[What to do] Pick every line with "обеспечения" from the material below.

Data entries

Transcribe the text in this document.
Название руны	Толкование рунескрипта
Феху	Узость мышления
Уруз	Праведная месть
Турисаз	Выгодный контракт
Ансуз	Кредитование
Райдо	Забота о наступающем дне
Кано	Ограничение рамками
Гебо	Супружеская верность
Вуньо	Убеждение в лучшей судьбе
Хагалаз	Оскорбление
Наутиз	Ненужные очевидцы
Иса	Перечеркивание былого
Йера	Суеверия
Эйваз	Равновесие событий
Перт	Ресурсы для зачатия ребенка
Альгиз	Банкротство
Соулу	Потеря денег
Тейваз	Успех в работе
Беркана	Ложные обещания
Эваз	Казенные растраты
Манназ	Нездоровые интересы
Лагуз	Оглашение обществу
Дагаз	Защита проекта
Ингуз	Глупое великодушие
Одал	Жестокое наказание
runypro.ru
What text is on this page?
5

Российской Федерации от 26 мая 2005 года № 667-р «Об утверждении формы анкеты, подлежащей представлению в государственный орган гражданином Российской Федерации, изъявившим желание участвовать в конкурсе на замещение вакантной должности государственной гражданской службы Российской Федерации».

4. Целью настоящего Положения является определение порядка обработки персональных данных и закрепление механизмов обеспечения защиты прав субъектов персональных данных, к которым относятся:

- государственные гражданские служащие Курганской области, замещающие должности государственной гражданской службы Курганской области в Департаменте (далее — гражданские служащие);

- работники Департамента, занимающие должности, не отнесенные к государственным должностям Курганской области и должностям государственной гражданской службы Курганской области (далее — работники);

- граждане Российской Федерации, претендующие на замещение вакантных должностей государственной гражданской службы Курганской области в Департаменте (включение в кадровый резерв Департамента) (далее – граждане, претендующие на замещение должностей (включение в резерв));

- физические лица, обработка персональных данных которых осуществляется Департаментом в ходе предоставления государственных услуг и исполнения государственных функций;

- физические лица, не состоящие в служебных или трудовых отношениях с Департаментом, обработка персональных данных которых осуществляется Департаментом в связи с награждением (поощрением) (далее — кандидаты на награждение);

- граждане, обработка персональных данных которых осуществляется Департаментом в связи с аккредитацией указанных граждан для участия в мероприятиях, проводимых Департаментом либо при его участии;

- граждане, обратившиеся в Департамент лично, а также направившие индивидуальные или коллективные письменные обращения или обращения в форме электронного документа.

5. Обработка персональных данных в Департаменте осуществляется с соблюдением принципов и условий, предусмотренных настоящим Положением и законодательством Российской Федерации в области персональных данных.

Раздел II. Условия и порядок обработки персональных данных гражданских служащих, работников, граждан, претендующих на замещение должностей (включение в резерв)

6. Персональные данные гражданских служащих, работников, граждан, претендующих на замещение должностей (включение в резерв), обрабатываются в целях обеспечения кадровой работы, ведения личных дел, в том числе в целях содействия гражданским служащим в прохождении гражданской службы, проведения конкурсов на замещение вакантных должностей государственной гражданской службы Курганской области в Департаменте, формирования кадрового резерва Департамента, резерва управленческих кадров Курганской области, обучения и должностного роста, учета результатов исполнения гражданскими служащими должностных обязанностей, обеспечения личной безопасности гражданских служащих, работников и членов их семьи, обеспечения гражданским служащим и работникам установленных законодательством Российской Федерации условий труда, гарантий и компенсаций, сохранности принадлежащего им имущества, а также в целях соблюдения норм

[Task solution]
4. Целью настоящего Положения является определение порядка обработки персональных данных и закрепление механизмов обеспечения защиты прав субъектов персональных данных, к которым относятся:
6. Персональные данные гражданских служащих, работников, граждан, претендующих на замещение должностей (включение в резерв), обрабатываются в целях обеспечения кадровой работы, ведения личных дел, в том числе в целях содействия гражданским служащим в прохождении гражданской службы, проведения конкурсов на замещение вакантных должностей государственной гражданской службы Курганской области в Департаменте, формирования кадрового резерва Департамента, резерва управленческих кадров Курганской области, обучения и должностного роста, учета результатов исполнения гражданскими служащими должностных обязанностей, обеспечения личной безопасности гражданских служащих, работников и членов их семьи, обеспечения гражданским служащим и работникам установленных законодательством Российской Федерации условий труда, гарантий и компенсаций, сохранности принадлежащего им имущества, а также в целях соблюдения норм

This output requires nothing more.